## Information given

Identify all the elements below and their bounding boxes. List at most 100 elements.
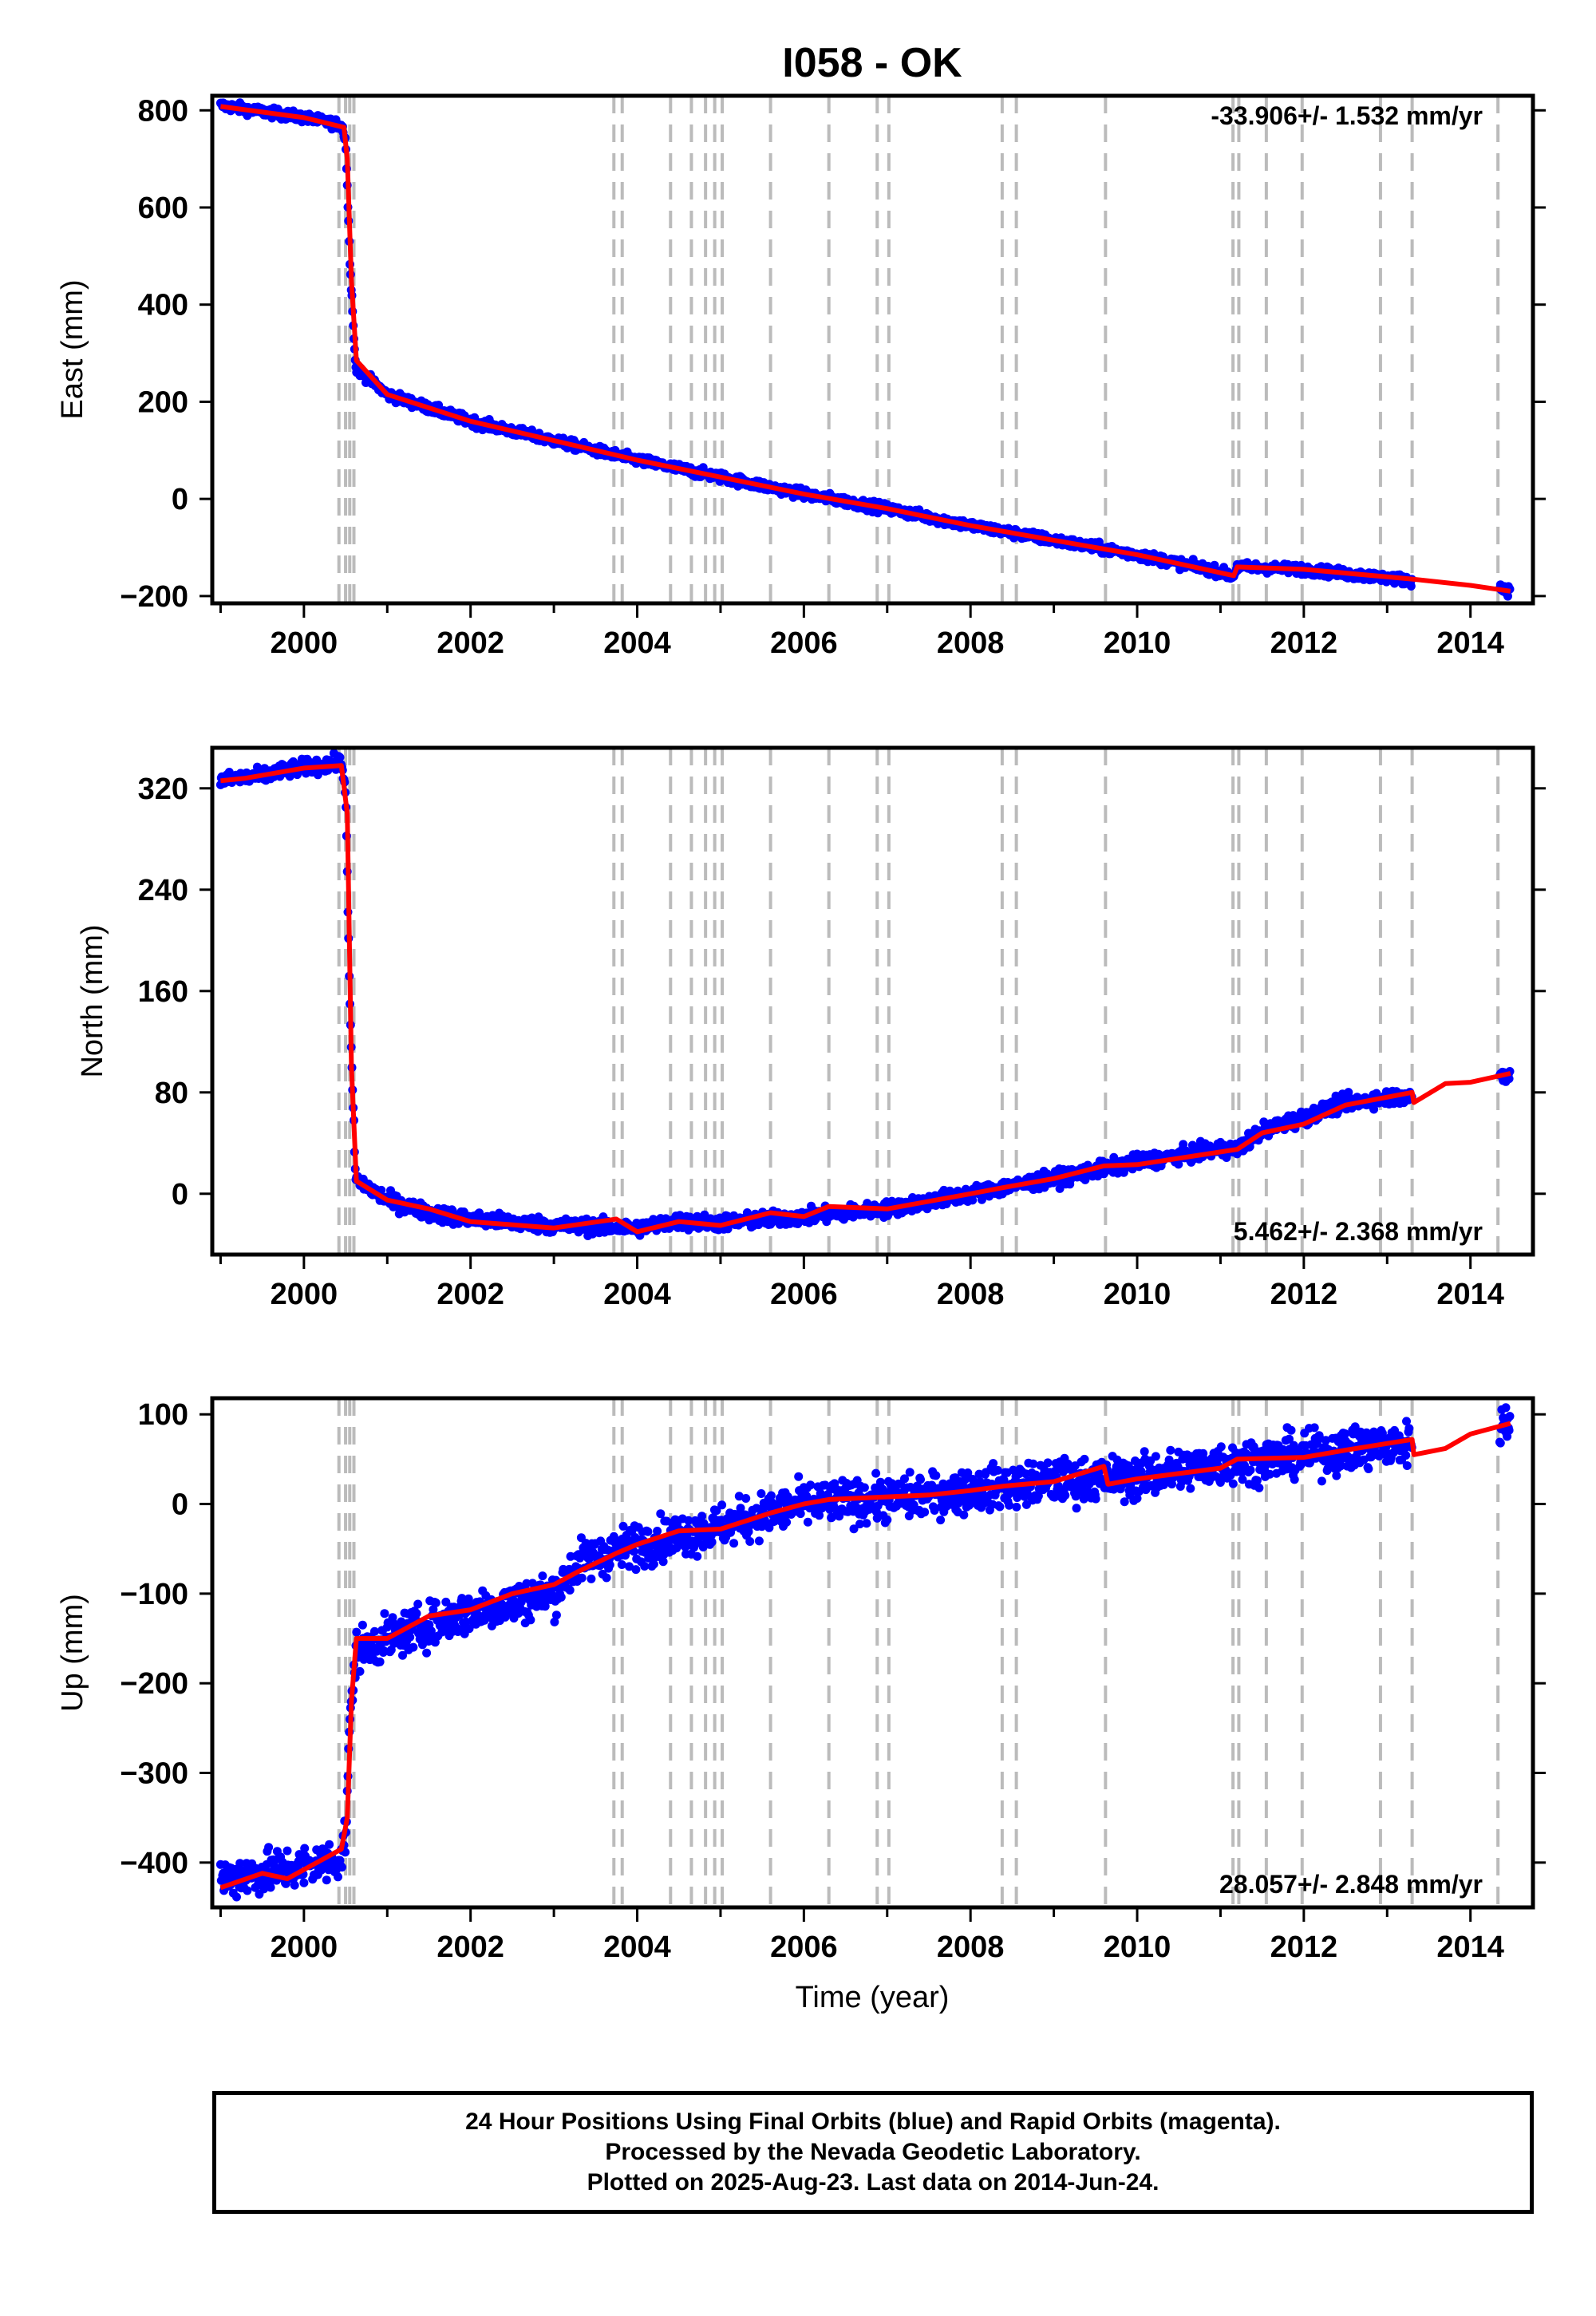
data-point (766, 1491, 776, 1500)
data-point (930, 1506, 939, 1515)
data-point (1055, 1184, 1065, 1193)
data-point (565, 1586, 575, 1595)
data-point (422, 1648, 432, 1658)
data-point (631, 1565, 641, 1575)
data-point (338, 1863, 346, 1872)
data-point (658, 1557, 668, 1567)
data-point (684, 1516, 693, 1525)
data-point (538, 1571, 547, 1581)
observation-points (215, 749, 1515, 1240)
data-point (355, 1666, 365, 1676)
x-tick-label: 2004 (603, 626, 671, 660)
x-tick-label: 2000 (271, 626, 338, 660)
y-tick-label: 400 (138, 289, 188, 322)
data-point (712, 1506, 721, 1516)
data-point (656, 1509, 666, 1519)
rate-label: 5.462+/- 2.368 mm/yr (1234, 1217, 1483, 1246)
data-point (803, 1517, 812, 1527)
data-point (959, 1510, 969, 1520)
data-point (717, 1500, 727, 1510)
data-point (617, 1560, 626, 1569)
data-point (551, 1611, 561, 1620)
data-point (300, 1844, 310, 1853)
x-tick-label: 2008 (937, 1278, 1005, 1311)
data-point (729, 1539, 739, 1548)
data-point (335, 753, 345, 762)
figure-title: I058 - OK (782, 40, 962, 86)
data-point (883, 1515, 892, 1524)
data-point (369, 1626, 379, 1636)
data-point (352, 1627, 361, 1637)
model-line (220, 763, 1511, 1235)
data-point (587, 1574, 596, 1583)
data-point (299, 1878, 309, 1887)
data-point (380, 1609, 389, 1618)
equipment-change-lines (337, 96, 1500, 603)
data-point (993, 1465, 1002, 1475)
data-point (1503, 591, 1512, 601)
data-point (963, 1468, 973, 1477)
data-point (875, 1477, 885, 1487)
x-tick-label: 2010 (1104, 626, 1171, 660)
y-tick-label: 320 (138, 773, 188, 806)
data-point (796, 1509, 805, 1519)
data-point (931, 1471, 941, 1480)
data-point (736, 1504, 745, 1513)
data-point (815, 1511, 824, 1520)
data-point (757, 1489, 766, 1498)
y-tick-label: 0 (172, 483, 188, 516)
data-point (426, 1626, 436, 1636)
data-point (325, 1840, 334, 1849)
data-point (968, 1196, 978, 1205)
x-tick-label: 2006 (770, 626, 838, 660)
data-point (235, 1859, 245, 1868)
data-point (916, 1475, 925, 1484)
observation-points (215, 98, 1515, 601)
data-point (413, 1599, 423, 1609)
y-tick-label: 200 (138, 385, 188, 419)
data-point (909, 1500, 918, 1510)
data-point (989, 1459, 998, 1468)
data-point (905, 1468, 915, 1477)
model-line (220, 104, 1511, 594)
y-axis-label: North (mm) (76, 924, 109, 1077)
x-tick-label: 2004 (603, 1278, 671, 1311)
equipment-change-lines (337, 748, 1500, 1255)
data-point (358, 1620, 367, 1630)
data-point (431, 1598, 440, 1607)
rate-label: -33.906+/- 1.532 mm/yr (1211, 101, 1483, 130)
data-point (829, 1502, 839, 1512)
plot-frame (210, 745, 1535, 1257)
data-point (900, 1474, 909, 1484)
x-tick-label: 2012 (1270, 1278, 1338, 1311)
data-point (412, 1609, 421, 1618)
data-point (264, 1843, 274, 1852)
data-point (734, 1492, 744, 1501)
north-panel: 2000 2002 2004 2006 2008 2010 2012 201408016024… (76, 745, 1546, 1311)
data-point (707, 1537, 717, 1547)
data-point (835, 1512, 844, 1521)
data-point (375, 1657, 385, 1666)
y-tick-label: 80 (155, 1077, 188, 1110)
data-point (405, 1632, 415, 1642)
data-point (290, 1880, 299, 1890)
data-point (920, 1508, 930, 1517)
data-point (782, 1517, 792, 1527)
data-point (754, 1536, 764, 1546)
y-tick-label: 240 (138, 874, 188, 907)
data-point (232, 1892, 241, 1902)
x-tick-label: 2008 (937, 626, 1005, 660)
data-point (961, 1475, 970, 1484)
data-point (745, 1537, 755, 1546)
y-tick-label: 800 (138, 94, 188, 128)
data-point (625, 1562, 634, 1571)
x-tick-label: 2010 (1104, 1278, 1171, 1311)
data-point (862, 1519, 871, 1528)
data-point (429, 1605, 438, 1614)
data-point (794, 1472, 804, 1481)
data-point (409, 1642, 418, 1652)
x-tick-label: 2000 (271, 1278, 338, 1311)
x-tick-label: 2014 (1436, 1278, 1504, 1311)
data-point (556, 1592, 566, 1602)
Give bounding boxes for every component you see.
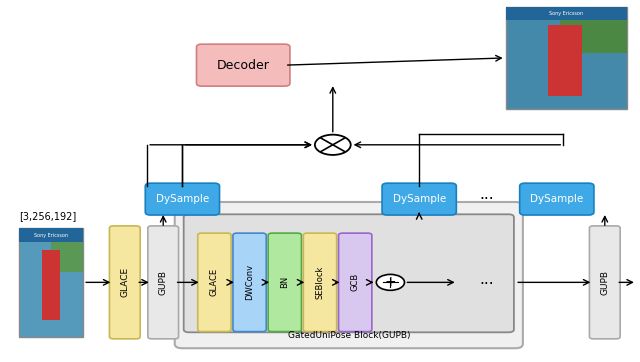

## Directions for this task
Turn the lines above into a numbered list, skipping any blank lines and leaving out the pictures.

## Exercise response
1. Identify all the elements below and their bounding boxes. List at most 100 elements.
2. data-point (766, 1491, 776, 1500)
3. data-point (930, 1506, 939, 1515)
4. data-point (1055, 1184, 1065, 1193)
5. data-point (565, 1586, 575, 1595)
6. data-point (422, 1648, 432, 1658)
7. data-point (631, 1565, 641, 1575)
8. data-point (338, 1863, 346, 1872)
9. data-point (658, 1557, 668, 1567)
10. data-point (684, 1516, 693, 1525)
11. data-point (538, 1571, 547, 1581)
12. observation-points (215, 749, 1515, 1240)
13. data-point (355, 1666, 365, 1676)
14. x-tick-label: 2004 (603, 626, 671, 660)
15. x-tick-label: 2000 (271, 626, 338, 660)
16. y-tick-label: 400 (138, 289, 188, 322)
17. data-point (712, 1506, 721, 1516)
18. data-point (656, 1509, 666, 1519)
19. rate-label: 5.462+/- 2.368 mm/yr (1234, 1217, 1483, 1246)
20. data-point (803, 1517, 812, 1527)
21. data-point (959, 1510, 969, 1520)
22. data-point (717, 1500, 727, 1510)
23. data-point (617, 1560, 626, 1569)
24. data-point (551, 1611, 561, 1620)
25. data-point (300, 1844, 310, 1853)
26. x-tick-label: 2008 (937, 1278, 1005, 1311)
27. data-point (729, 1539, 739, 1548)
28. data-point (335, 753, 345, 762)
29. figure-title: I058 - OK (782, 40, 962, 86)
30. data-point (883, 1515, 892, 1524)
31. data-point (369, 1626, 379, 1636)
32. data-point (352, 1627, 361, 1637)
33. model-line (220, 763, 1511, 1235)
34. data-point (587, 1574, 596, 1583)
35. data-point (299, 1878, 309, 1887)
36. data-point (380, 1609, 389, 1618)
37. equipment-change-lines (337, 96, 1500, 603)
38. data-point (993, 1465, 1002, 1475)
39. data-point (1503, 591, 1512, 601)
40. data-point (963, 1468, 973, 1477)
41. data-point (875, 1477, 885, 1487)
42. x-tick-label: 2010 (1104, 626, 1171, 660)
43. y-tick-label: 320 (138, 773, 188, 806)
44. data-point (796, 1509, 805, 1519)
45. data-point (931, 1471, 941, 1480)
46. data-point (736, 1504, 745, 1513)
47. data-point (815, 1511, 824, 1520)
48. data-point (757, 1489, 766, 1498)
49. y-tick-label: 0 (172, 483, 188, 516)
50. data-point (426, 1626, 436, 1636)
51. data-point (325, 1840, 334, 1849)
52. data-point (968, 1196, 978, 1205)
53. x-tick-label: 2006 (770, 626, 838, 660)
54. data-point (235, 1859, 245, 1868)
55. data-point (916, 1475, 925, 1484)
56. observation-points (215, 98, 1515, 601)
57. data-point (413, 1599, 423, 1609)
58. y-tick-label: 200 (138, 385, 188, 419)
59. data-point (909, 1500, 918, 1510)
60. data-point (989, 1459, 998, 1468)
61. data-point (905, 1468, 915, 1477)
62. model-line (220, 104, 1511, 594)
63. y-axis-label: North (mm) (76, 924, 109, 1077)
64. x-tick-label: 2004 (603, 1278, 671, 1311)
65. equipment-change-lines (337, 748, 1500, 1255)
66. data-point (358, 1620, 367, 1630)
67. data-point (431, 1598, 440, 1607)
68. rate-label: -33.906+/- 1.532 mm/yr (1211, 101, 1483, 130)
69. data-point (829, 1502, 839, 1512)
70. plot-frame (210, 745, 1535, 1257)
71. data-point (900, 1474, 909, 1484)
72. x-tick-label: 2012 (1270, 1278, 1338, 1311)
73. data-point (412, 1609, 421, 1618)
74. data-point (264, 1843, 274, 1852)
75. data-point (734, 1492, 744, 1501)
76. north-panel: 2000 2002 2004 2006 2008 2010 2012 201408016024… (76, 745, 1546, 1311)
77. data-point (707, 1537, 717, 1547)
78. data-point (835, 1512, 844, 1521)
79. data-point (375, 1657, 385, 1666)
80. y-tick-label: 80 (155, 1077, 188, 1110)
81. data-point (405, 1632, 415, 1642)
82. data-point (290, 1880, 299, 1890)
83. data-point (920, 1508, 930, 1517)
84. data-point (782, 1517, 792, 1527)
85. data-point (754, 1536, 764, 1546)
86. y-tick-label: 240 (138, 874, 188, 907)
87. data-point (232, 1892, 241, 1902)
88. x-tick-label: 2008 (937, 626, 1005, 660)
89. data-point (961, 1475, 970, 1484)
90. data-point (745, 1537, 755, 1546)
91. y-tick-label: 800 (138, 94, 188, 128)
92. data-point (625, 1562, 634, 1571)
93. x-tick-label: 2010 (1104, 1278, 1171, 1311)
94. data-point (862, 1519, 871, 1528)
95. data-point (429, 1605, 438, 1614)
96. data-point (794, 1472, 804, 1481)
97. data-point (409, 1642, 418, 1652)
98. x-tick-label: 2000 (271, 1278, 338, 1311)
99. x-tick-label: 2014 (1436, 1278, 1504, 1311)
100. data-point (556, 1592, 566, 1602)
101. Give bounding boxes for every component you see.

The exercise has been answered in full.